Check each line of the listing for the string "well", count the lines that have it, and answer with that number only.

Data entries:
--- START ---

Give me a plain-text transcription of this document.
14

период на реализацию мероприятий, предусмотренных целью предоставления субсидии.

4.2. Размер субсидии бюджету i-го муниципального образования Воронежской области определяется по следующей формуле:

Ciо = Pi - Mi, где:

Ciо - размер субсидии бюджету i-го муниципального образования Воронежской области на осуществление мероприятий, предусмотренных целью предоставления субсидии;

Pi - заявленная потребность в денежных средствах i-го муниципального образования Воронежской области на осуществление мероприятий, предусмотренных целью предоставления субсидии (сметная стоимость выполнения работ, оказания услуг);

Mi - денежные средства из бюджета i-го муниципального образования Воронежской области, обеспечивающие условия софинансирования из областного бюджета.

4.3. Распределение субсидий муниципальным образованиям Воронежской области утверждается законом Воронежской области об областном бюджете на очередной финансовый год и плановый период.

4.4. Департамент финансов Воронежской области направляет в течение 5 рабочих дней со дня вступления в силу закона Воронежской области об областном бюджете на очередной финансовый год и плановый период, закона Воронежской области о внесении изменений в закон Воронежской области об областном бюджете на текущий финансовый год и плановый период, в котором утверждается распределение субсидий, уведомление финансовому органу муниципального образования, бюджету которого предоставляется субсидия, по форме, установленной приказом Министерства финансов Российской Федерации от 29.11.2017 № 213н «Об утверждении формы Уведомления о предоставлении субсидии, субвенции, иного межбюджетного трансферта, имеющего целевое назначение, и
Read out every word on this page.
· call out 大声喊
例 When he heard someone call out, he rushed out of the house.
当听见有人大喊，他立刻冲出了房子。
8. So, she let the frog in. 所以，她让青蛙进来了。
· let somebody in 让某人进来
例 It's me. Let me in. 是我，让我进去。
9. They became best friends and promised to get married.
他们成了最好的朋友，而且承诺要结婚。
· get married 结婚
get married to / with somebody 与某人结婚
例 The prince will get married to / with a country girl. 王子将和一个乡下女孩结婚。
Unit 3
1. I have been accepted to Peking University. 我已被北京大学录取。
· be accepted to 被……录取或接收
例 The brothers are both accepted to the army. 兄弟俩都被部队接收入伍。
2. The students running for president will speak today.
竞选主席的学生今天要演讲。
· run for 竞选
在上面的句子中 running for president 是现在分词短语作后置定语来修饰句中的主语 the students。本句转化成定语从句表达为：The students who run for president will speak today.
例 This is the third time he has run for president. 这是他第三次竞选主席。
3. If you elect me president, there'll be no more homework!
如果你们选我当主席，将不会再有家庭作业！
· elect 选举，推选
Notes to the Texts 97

--- END ---
--- START ---

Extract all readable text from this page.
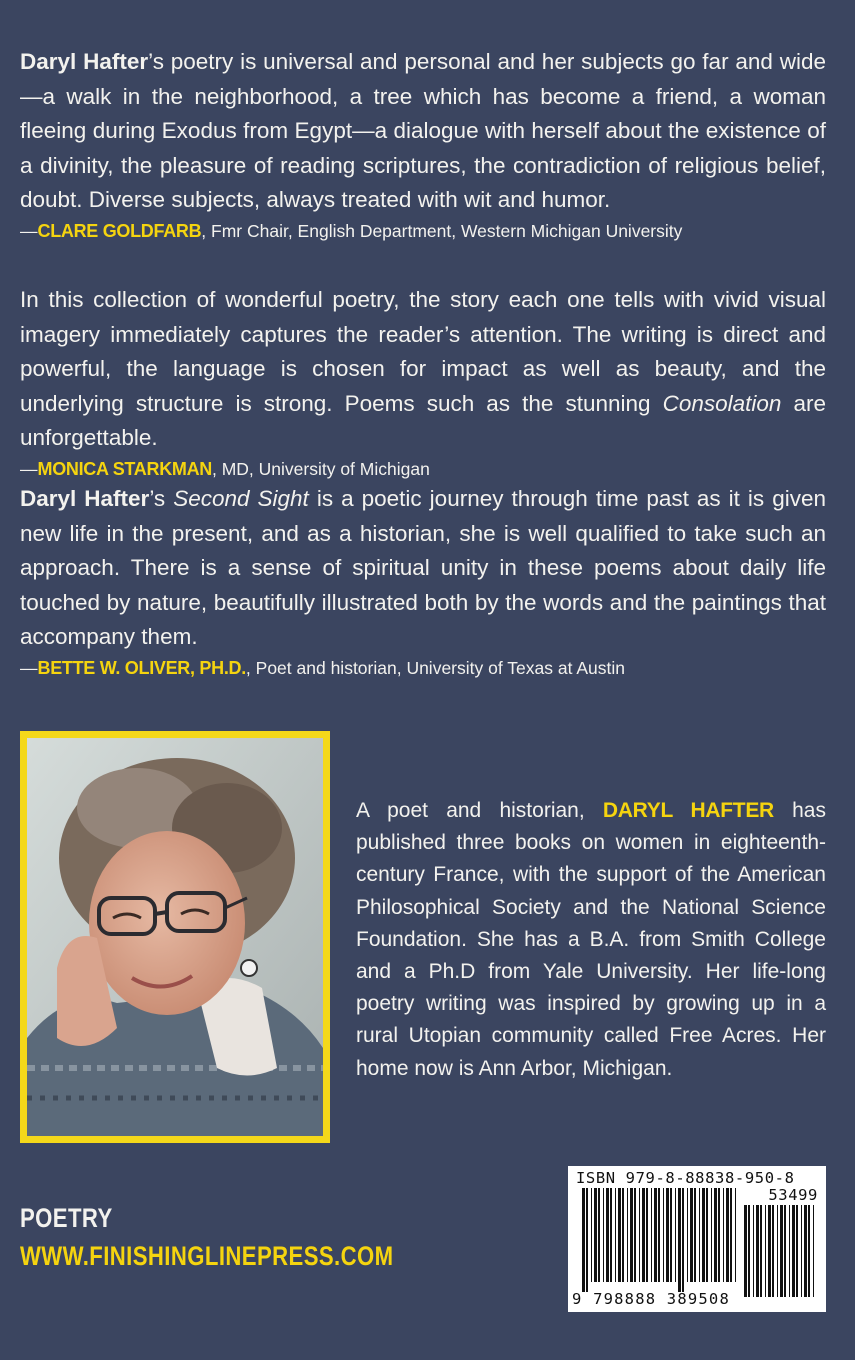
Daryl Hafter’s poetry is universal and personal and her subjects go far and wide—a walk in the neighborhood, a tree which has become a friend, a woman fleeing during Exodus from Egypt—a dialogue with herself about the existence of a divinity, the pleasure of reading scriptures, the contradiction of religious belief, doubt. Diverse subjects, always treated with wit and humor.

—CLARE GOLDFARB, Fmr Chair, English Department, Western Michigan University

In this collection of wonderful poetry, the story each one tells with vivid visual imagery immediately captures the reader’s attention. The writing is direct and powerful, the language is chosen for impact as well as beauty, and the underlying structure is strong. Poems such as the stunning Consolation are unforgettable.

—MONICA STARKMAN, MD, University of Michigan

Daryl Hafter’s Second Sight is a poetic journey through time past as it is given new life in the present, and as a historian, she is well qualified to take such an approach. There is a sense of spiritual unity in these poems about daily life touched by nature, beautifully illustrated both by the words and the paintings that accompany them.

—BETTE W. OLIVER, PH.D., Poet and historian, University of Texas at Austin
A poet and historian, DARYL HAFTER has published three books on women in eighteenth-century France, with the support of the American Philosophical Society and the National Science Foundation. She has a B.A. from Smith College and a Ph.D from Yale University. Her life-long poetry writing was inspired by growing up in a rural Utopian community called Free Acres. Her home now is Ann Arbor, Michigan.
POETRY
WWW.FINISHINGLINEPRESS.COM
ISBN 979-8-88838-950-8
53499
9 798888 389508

--- END ---

■ Final result
2